::: Raw records
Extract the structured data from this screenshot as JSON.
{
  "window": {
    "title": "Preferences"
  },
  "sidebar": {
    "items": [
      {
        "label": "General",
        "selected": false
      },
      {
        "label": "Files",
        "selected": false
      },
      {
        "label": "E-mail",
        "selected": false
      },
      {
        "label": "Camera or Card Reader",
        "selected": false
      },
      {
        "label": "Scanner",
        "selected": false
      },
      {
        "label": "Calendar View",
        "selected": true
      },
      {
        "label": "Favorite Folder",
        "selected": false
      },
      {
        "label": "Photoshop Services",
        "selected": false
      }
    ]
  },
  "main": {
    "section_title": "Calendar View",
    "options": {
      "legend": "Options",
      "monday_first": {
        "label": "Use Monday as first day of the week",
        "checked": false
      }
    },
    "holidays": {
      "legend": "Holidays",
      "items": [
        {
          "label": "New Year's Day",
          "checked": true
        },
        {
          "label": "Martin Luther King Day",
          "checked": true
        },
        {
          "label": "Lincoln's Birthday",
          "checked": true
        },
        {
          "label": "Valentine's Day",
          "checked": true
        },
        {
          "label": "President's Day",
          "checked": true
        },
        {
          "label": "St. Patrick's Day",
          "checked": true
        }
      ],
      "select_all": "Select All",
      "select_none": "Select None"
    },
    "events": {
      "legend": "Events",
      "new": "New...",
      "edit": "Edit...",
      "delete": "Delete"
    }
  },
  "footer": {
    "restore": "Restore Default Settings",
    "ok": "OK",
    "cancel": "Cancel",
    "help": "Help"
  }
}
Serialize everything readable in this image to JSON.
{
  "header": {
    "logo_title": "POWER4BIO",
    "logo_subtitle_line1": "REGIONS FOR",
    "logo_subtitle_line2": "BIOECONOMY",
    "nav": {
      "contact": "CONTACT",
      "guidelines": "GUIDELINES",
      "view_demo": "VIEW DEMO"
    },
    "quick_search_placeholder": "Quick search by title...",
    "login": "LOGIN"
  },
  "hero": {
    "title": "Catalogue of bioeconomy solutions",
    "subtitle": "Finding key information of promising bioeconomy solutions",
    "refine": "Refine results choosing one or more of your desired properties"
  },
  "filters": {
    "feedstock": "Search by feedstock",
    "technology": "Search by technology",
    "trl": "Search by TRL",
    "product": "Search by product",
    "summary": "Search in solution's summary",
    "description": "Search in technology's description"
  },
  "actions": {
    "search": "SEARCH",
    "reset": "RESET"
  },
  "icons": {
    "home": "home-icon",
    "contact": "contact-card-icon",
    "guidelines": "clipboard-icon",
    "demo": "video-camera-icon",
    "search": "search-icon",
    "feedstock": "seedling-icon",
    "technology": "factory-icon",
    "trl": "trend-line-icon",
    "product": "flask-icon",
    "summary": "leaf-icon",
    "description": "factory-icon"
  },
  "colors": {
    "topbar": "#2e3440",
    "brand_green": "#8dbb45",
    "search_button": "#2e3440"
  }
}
::::::
Short task: Which lines contain the word "legend"? Return each of them.

Exercise answer:
      "legend": "Options",
      "legend": "Holidays",
      "legend": "Events",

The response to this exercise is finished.